• **Task directions**
From the entries below, extract every line that includes the word "zbysheck".

===

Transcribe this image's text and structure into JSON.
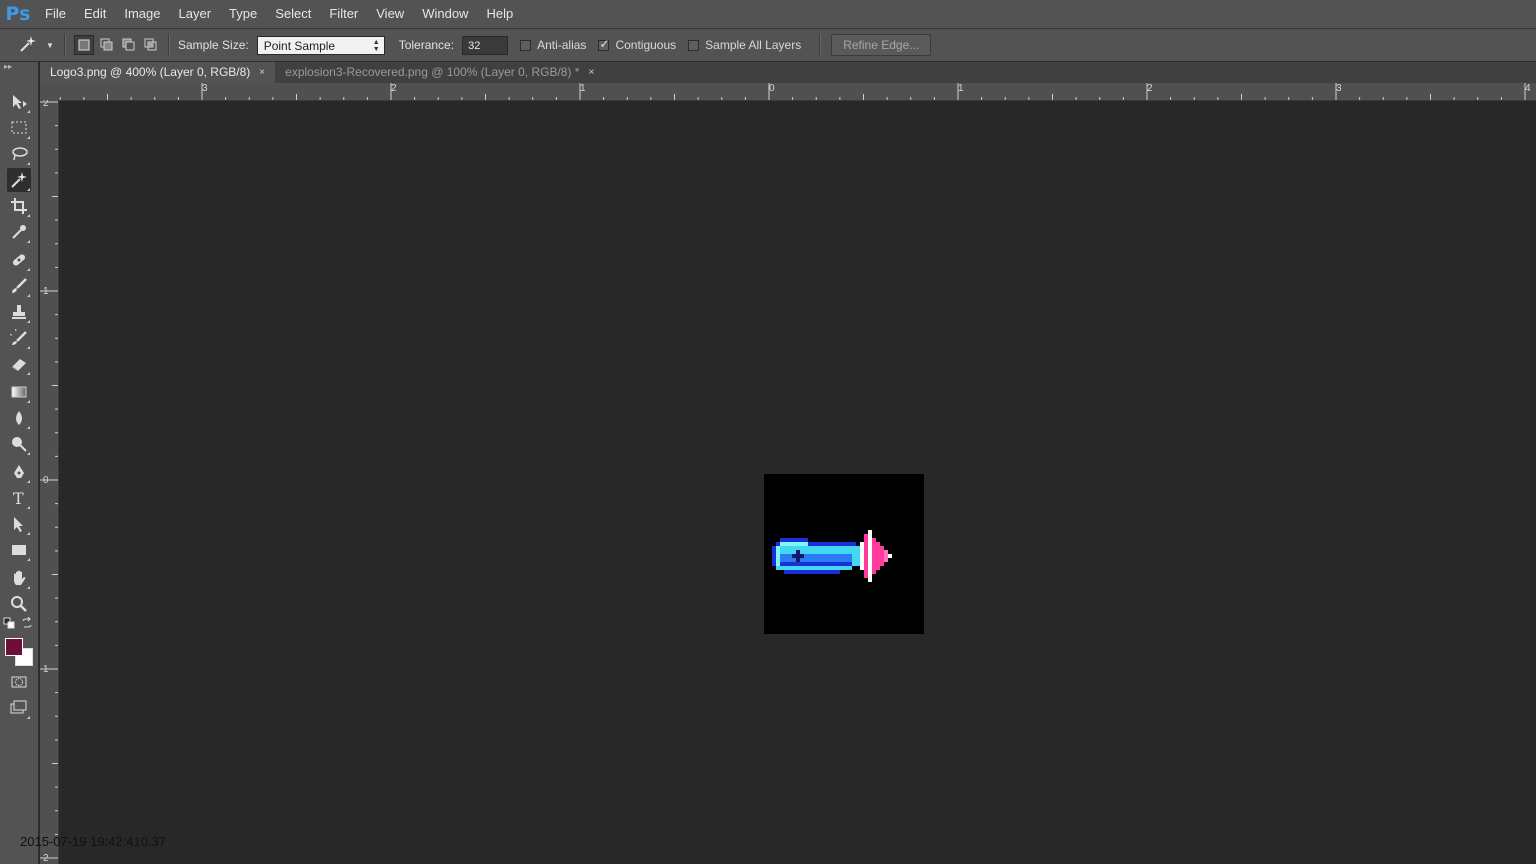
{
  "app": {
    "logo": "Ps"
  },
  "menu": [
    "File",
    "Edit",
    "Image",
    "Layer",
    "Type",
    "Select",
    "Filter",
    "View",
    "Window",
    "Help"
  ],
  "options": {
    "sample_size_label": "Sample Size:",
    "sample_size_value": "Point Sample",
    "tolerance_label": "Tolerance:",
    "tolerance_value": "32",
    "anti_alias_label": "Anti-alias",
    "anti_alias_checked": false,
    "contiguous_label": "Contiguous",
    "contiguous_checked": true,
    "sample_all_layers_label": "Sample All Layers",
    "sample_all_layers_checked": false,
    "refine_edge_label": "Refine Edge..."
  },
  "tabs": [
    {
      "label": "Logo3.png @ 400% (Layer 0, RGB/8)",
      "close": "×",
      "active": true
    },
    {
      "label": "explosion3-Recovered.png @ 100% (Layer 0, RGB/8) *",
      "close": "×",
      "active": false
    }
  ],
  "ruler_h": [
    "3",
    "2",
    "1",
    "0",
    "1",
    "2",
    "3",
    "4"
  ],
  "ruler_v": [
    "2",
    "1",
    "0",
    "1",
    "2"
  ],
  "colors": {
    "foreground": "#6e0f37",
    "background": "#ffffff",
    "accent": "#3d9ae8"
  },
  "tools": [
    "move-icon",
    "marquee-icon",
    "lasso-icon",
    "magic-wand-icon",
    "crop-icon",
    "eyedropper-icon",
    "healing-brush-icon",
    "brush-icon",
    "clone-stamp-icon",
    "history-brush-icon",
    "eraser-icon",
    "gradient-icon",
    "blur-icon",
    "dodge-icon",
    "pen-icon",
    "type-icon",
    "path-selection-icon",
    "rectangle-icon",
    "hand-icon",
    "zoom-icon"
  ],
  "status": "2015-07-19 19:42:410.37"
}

===

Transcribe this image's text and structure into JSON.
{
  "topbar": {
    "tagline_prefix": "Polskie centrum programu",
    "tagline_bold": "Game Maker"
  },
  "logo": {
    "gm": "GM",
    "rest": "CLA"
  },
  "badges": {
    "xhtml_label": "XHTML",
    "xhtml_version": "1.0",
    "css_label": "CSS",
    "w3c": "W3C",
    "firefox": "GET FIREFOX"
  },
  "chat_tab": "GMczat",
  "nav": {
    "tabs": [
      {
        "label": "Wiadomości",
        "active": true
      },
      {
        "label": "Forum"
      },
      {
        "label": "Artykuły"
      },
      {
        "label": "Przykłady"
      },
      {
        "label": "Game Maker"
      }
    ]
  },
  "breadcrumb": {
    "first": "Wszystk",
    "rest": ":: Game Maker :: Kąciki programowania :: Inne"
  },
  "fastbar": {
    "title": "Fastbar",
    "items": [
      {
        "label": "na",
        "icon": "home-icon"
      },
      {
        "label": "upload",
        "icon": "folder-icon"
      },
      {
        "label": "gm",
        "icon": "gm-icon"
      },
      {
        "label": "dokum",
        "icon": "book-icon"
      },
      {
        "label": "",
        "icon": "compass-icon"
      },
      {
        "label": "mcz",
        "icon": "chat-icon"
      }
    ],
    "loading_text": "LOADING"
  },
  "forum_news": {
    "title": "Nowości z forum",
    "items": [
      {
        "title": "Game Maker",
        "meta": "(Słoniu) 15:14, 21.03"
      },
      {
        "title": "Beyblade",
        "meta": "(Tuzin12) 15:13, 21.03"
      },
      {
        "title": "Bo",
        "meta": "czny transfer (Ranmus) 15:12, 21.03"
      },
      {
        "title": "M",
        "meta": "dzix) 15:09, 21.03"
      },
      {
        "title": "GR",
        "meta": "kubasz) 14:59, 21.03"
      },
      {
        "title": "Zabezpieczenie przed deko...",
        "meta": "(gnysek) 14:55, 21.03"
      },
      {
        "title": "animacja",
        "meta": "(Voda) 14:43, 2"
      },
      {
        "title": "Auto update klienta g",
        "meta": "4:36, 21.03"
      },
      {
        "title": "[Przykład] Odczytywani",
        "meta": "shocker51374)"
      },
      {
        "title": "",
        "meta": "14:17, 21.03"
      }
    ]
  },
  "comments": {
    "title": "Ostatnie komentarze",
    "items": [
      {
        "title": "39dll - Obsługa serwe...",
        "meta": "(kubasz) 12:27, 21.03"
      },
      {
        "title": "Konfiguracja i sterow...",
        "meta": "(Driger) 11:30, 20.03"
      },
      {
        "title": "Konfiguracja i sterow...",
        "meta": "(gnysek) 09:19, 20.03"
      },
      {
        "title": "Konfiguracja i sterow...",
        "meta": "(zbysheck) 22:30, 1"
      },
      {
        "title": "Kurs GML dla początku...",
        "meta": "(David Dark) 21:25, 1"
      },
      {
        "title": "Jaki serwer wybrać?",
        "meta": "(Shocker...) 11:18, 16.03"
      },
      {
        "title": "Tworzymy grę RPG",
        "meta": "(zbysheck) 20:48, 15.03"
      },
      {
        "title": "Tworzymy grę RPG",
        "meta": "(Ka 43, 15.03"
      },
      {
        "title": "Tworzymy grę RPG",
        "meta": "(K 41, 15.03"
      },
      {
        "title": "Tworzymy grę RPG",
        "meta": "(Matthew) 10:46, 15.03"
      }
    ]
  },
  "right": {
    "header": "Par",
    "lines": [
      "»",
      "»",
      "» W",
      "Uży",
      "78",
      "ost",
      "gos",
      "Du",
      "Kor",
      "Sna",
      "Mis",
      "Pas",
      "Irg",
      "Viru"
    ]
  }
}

===

• **Result**
        "meta": "(zbysheck) 22:30, 1"
        "meta": "(zbysheck) 20:48, 15.03"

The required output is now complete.